* _Aim_: Everything in the data should be repeated exactly, save for the images.

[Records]
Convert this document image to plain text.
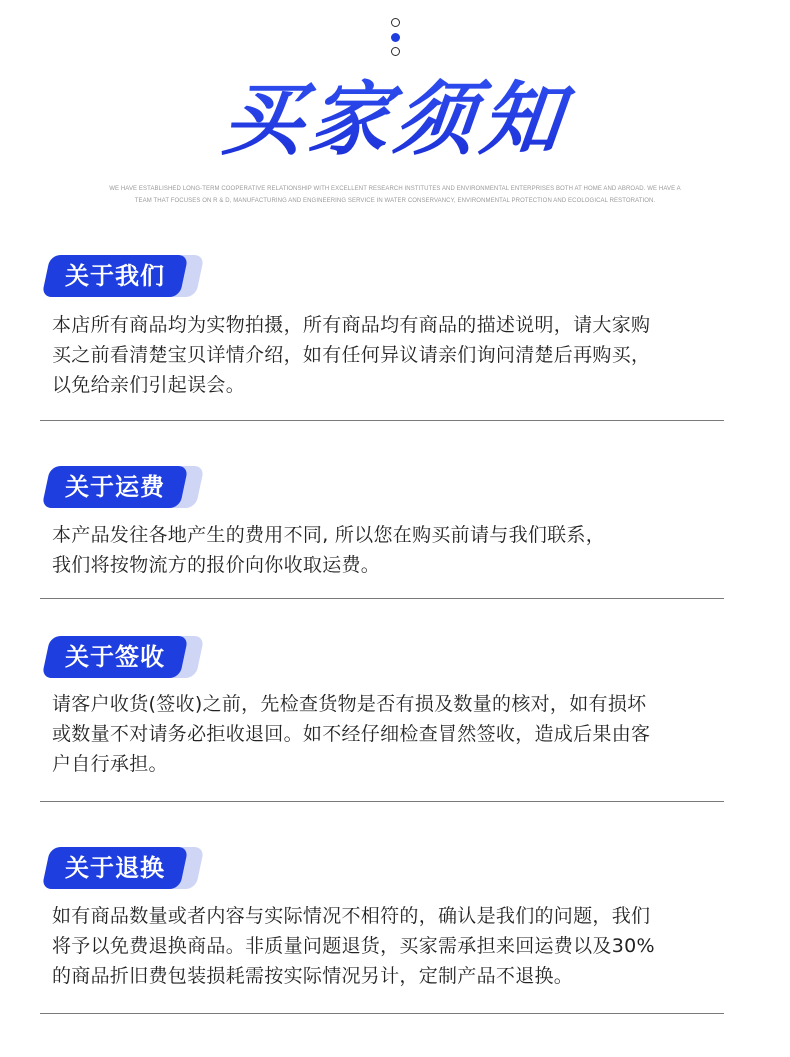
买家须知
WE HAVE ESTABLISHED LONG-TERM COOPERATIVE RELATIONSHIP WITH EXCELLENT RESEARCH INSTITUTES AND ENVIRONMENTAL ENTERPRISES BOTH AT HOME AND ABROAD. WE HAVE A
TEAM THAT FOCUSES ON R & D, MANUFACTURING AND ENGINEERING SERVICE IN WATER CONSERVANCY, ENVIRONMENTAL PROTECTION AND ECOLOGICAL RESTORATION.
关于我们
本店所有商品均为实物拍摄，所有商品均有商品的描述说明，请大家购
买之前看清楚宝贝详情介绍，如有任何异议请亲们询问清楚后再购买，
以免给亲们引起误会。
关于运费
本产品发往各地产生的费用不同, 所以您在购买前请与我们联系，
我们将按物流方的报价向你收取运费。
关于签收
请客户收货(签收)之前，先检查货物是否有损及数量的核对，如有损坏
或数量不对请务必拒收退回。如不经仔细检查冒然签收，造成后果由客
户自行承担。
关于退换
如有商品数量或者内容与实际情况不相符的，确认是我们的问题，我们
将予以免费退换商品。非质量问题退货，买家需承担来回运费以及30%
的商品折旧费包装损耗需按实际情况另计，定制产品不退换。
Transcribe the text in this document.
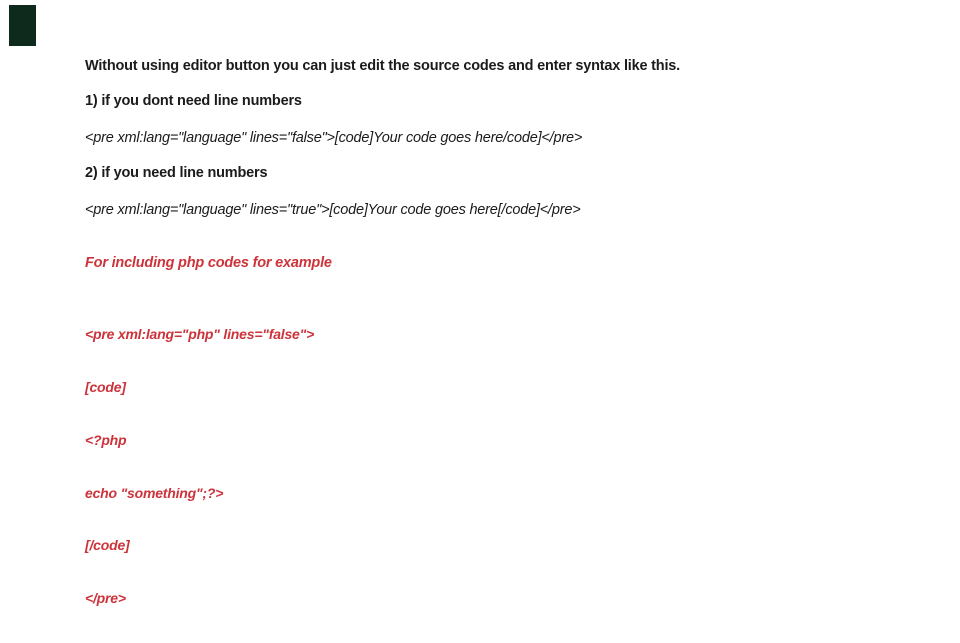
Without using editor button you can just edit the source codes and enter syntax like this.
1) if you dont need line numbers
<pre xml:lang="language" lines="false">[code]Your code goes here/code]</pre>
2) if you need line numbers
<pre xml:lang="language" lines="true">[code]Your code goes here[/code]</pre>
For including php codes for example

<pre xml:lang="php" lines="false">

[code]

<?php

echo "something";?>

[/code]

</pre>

* _Solved exercise_:
Convert this document image to plain text.
买家须知
WE HAVE ESTABLISHED LONG-TERM COOPERATIVE RELATIONSHIP WITH EXCELLENT RESEARCH INSTITUTES AND ENVIRONMENTAL ENTERPRISES BOTH AT HOME AND ABROAD. WE HAVE A
TEAM THAT FOCUSES ON R & D, MANUFACTURING AND ENGINEERING SERVICE IN WATER CONSERVANCY, ENVIRONMENTAL PROTECTION AND ECOLOGICAL RESTORATION.
关于我们
本店所有商品均为实物拍摄，所有商品均有商品的描述说明，请大家购
买之前看清楚宝贝详情介绍，如有任何异议请亲们询问清楚后再购买，
以免给亲们引起误会。
关于运费
本产品发往各地产生的费用不同, 所以您在购买前请与我们联系，
我们将按物流方的报价向你收取运费。
关于签收
请客户收货(签收)之前，先检查货物是否有损及数量的核对，如有损坏
或数量不对请务必拒收退回。如不经仔细检查冒然签收，造成后果由客
户自行承担。
关于退换
如有商品数量或者内容与实际情况不相符的，确认是我们的问题，我们
将予以免费退换商品。非质量问题退货，买家需承担来回运费以及30%
的商品折旧费包装损耗需按实际情况另计，定制产品不退换。
Transcribe the text in this document.
Without using editor button you can just edit the source codes and enter syntax like this.
1) if you dont need line numbers
<pre xml:lang="language" lines="false">[code]Your code goes here/code]</pre>
2) if you need line numbers
<pre xml:lang="language" lines="true">[code]Your code goes here[/code]</pre>
For including php codes for example

<pre xml:lang="php" lines="false">

[code]

<?php

echo "something";?>

[/code]

</pre>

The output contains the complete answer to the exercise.